_Written task_.
Find and return each line containing "average".

━━━━━ Data shown ━━━━━

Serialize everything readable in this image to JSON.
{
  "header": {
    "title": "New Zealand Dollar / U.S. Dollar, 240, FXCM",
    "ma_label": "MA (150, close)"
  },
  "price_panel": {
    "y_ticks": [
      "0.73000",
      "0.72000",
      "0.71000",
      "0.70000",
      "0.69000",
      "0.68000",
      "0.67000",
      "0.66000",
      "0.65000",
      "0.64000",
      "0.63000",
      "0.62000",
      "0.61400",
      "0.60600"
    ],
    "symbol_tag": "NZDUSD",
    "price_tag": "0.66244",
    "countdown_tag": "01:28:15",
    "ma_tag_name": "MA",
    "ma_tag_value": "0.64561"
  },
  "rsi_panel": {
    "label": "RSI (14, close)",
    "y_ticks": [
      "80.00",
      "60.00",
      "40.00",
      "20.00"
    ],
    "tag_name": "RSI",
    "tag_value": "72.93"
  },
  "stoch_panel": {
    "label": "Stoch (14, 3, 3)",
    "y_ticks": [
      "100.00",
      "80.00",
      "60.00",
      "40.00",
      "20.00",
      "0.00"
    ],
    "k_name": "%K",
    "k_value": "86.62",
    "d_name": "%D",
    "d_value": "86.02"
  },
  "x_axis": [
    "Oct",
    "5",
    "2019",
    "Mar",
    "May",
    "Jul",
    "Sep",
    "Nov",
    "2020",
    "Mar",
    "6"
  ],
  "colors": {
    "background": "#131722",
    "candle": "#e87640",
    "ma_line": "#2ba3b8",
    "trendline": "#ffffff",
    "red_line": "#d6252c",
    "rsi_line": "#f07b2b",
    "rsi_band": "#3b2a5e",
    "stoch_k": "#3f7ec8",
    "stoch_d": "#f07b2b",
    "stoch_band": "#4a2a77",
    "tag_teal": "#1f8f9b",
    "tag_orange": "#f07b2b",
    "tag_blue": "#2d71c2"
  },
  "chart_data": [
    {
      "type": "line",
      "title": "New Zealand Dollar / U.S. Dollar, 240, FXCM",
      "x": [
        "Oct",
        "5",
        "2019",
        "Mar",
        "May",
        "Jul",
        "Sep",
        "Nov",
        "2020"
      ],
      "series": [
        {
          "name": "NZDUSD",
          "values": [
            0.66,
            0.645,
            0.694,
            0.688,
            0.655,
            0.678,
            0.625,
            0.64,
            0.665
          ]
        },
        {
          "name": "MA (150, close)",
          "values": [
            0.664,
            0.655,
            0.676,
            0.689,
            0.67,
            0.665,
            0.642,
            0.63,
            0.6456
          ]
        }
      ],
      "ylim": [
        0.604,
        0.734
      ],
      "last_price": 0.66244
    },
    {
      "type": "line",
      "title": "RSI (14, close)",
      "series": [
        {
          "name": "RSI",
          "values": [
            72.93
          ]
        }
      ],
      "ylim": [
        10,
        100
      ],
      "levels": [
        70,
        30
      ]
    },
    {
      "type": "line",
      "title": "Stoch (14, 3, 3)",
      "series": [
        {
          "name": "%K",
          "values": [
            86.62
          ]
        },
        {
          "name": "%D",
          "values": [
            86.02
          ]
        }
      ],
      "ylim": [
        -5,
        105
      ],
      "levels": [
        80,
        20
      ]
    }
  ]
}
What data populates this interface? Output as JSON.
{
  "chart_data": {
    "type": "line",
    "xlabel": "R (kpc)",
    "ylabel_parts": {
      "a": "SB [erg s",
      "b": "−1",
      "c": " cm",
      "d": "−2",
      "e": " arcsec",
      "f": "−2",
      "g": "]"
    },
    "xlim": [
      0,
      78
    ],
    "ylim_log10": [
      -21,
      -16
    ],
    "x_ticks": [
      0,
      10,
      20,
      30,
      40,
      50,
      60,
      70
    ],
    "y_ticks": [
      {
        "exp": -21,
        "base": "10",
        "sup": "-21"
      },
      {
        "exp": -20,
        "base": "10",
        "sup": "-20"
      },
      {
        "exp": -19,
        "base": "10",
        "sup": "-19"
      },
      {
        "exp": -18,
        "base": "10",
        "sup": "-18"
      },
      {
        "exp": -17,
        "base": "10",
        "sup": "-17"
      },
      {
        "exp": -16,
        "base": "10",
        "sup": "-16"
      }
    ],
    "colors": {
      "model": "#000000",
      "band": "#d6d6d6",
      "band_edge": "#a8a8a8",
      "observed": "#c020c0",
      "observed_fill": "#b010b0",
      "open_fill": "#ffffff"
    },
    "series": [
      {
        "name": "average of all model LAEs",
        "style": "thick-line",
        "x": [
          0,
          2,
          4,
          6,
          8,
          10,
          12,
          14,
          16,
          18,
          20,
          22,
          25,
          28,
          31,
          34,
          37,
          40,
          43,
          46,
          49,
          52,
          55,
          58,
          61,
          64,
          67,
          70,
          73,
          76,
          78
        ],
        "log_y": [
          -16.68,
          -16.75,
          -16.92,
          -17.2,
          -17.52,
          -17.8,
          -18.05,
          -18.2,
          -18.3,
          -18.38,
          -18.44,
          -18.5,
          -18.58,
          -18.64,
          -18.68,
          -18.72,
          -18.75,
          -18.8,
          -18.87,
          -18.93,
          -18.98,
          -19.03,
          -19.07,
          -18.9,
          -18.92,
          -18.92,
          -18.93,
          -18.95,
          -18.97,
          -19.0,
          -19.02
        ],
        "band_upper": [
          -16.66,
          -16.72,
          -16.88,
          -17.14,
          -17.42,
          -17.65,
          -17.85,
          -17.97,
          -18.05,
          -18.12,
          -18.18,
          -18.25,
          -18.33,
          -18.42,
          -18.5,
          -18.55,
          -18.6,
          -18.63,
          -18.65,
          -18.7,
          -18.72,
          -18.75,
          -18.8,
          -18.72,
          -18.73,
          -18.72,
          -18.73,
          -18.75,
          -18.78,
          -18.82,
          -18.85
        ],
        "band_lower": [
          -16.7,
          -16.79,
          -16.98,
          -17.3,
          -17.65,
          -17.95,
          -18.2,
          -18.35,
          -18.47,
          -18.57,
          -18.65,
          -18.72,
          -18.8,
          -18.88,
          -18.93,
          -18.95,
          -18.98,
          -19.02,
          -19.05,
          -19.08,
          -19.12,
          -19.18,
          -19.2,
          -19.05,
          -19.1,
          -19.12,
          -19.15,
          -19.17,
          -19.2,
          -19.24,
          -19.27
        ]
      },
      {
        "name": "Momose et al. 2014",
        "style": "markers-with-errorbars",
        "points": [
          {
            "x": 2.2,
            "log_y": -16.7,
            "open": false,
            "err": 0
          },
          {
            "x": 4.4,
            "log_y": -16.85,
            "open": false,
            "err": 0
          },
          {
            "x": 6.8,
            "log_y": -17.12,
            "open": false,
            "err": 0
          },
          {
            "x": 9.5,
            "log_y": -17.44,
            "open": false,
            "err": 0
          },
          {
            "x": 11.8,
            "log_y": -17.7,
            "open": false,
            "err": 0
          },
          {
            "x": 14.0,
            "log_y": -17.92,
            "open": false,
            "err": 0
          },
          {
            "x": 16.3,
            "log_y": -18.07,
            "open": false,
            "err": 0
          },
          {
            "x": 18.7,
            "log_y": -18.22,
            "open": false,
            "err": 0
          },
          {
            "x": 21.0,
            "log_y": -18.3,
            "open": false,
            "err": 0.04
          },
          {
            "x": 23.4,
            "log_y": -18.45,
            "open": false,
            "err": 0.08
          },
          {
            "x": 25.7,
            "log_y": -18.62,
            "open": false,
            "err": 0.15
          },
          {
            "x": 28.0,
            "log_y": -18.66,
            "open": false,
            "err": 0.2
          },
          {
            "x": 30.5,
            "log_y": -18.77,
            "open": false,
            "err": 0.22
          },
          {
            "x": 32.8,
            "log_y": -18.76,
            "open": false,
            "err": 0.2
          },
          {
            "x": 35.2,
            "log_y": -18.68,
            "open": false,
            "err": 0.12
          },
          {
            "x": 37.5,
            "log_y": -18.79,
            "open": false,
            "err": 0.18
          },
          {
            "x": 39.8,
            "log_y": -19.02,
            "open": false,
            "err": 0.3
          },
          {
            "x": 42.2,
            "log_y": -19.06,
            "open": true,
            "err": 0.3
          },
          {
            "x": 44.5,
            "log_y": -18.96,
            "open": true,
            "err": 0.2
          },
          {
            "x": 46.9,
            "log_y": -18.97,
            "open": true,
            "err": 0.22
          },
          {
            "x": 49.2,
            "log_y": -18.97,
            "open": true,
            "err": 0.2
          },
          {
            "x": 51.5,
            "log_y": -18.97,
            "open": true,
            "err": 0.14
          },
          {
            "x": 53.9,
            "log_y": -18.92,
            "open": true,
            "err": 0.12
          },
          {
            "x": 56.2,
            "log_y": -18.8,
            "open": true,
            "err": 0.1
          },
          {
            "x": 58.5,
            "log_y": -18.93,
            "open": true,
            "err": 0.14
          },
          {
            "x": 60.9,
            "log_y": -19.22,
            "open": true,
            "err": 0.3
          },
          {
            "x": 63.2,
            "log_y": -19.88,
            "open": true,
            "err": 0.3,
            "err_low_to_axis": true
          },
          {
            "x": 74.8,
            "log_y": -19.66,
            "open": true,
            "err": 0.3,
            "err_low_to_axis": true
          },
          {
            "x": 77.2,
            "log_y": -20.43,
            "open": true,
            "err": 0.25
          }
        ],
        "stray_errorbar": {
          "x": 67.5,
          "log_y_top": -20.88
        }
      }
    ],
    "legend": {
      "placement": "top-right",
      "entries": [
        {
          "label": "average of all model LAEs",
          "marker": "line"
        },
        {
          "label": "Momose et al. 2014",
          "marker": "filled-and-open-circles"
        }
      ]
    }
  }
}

━━━━━

_Task solution_.
        "name": "average of all model LAEs",
          "label": "average of all model LAEs",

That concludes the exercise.